• **Your instructions**: Rewrite the material from the line containing "legend-entries: 10 cm" through the line containing "series-line-2: [153, 370, 1130, 558]", changing every "x-tick-label" to "x-tick-text" and leaving all else as it stands.

• **Listing**:
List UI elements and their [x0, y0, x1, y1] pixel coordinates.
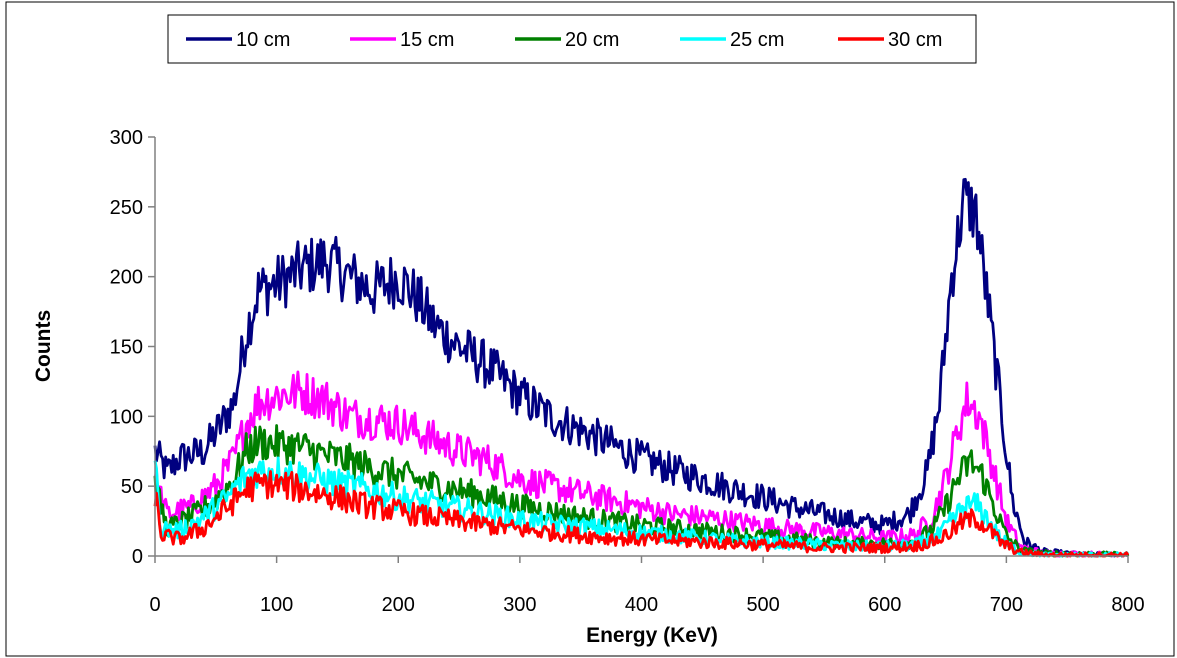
legend-entries: 10 cm 15 cm 20 cm 25 cm 30 cm: [186, 29, 942, 51]
x-tick-label: 600: [868, 594, 901, 616]
legend-label-5: 30 cm: [888, 29, 942, 51]
x-tick-label: 800: [1111, 594, 1144, 616]
y-tick-label: 100: [110, 406, 143, 428]
series-line-5: [153, 470, 1130, 558]
y-tick-label: 0: [132, 546, 143, 568]
plot-area: 0 50 100 150 200 250 300 0 100 200 300 400 500 600 70…: [110, 127, 1145, 616]
x-tick-label: 200: [382, 594, 415, 616]
x-tick-label: 500: [746, 594, 779, 616]
y-tick-label: 200: [110, 267, 143, 289]
chart-border: [5, 1, 1175, 657]
legend-label-3: 20 cm: [565, 29, 619, 51]
legend-label-2: 15 cm: [400, 29, 454, 51]
legend-label-4: 25 cm: [730, 29, 784, 51]
series-line-1: [153, 177, 1129, 558]
y-tick-label: 300: [110, 127, 143, 149]
y-tick-label: 250: [110, 197, 143, 219]
legend-label-1: 10 cm: [236, 29, 290, 51]
x-tick-label: 700: [990, 594, 1023, 616]
series-line-2: [153, 370, 1130, 558]
x-tick-label: 300: [503, 594, 536, 616]
y-axis-title: Counts: [32, 310, 55, 382]
y-tick-label: 150: [110, 337, 143, 359]
x-ticks: 0 100 200 300 400 500 600 700 800: [149, 556, 1145, 616]
y-ticks: 0 50 100 150 200 250 300: [110, 127, 155, 568]
x-tick-label: 0: [149, 594, 160, 616]
x-axis-title: Energy (KeV): [586, 624, 718, 647]
legend: 10 cm 15 cm 20 cm 25 cm 30 cm: [167, 14, 977, 64]
series-lines: [153, 177, 1130, 558]
x-tick-label: 100: [260, 594, 293, 616]
x-tick-label: 400: [625, 594, 658, 616]
y-tick-label: 50: [121, 476, 143, 498]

• **Response to the exercise**:
legend-entries: 10 cm 15 cm 20 cm 25 cm 30 cm: [186, 29, 942, 51]
x-tick-text: 600: [868, 594, 901, 616]
legend-label-5: 30 cm: [888, 29, 942, 51]
x-tick-text: 800: [1111, 594, 1144, 616]
y-tick-label: 100: [110, 406, 143, 428]
series-line-5: [153, 470, 1130, 558]
y-tick-label: 0: [132, 546, 143, 568]
plot-area: 0 50 100 150 200 250 300 0 100 200 300 400 500 600 70…: [110, 127, 1145, 616]
x-tick-text: 200: [382, 594, 415, 616]
x-tick-text: 500: [746, 594, 779, 616]
y-tick-label: 200: [110, 267, 143, 289]
chart-border: [5, 1, 1175, 657]
legend-label-3: 20 cm: [565, 29, 619, 51]
legend-label-2: 15 cm: [400, 29, 454, 51]
legend-label-4: 25 cm: [730, 29, 784, 51]
series-line-1: [153, 177, 1129, 558]
y-tick-label: 300: [110, 127, 143, 149]
y-tick-label: 250: [110, 197, 143, 219]
legend-label-1: 10 cm: [236, 29, 290, 51]
x-tick-text: 700: [990, 594, 1023, 616]
series-line-2: [153, 370, 1130, 558]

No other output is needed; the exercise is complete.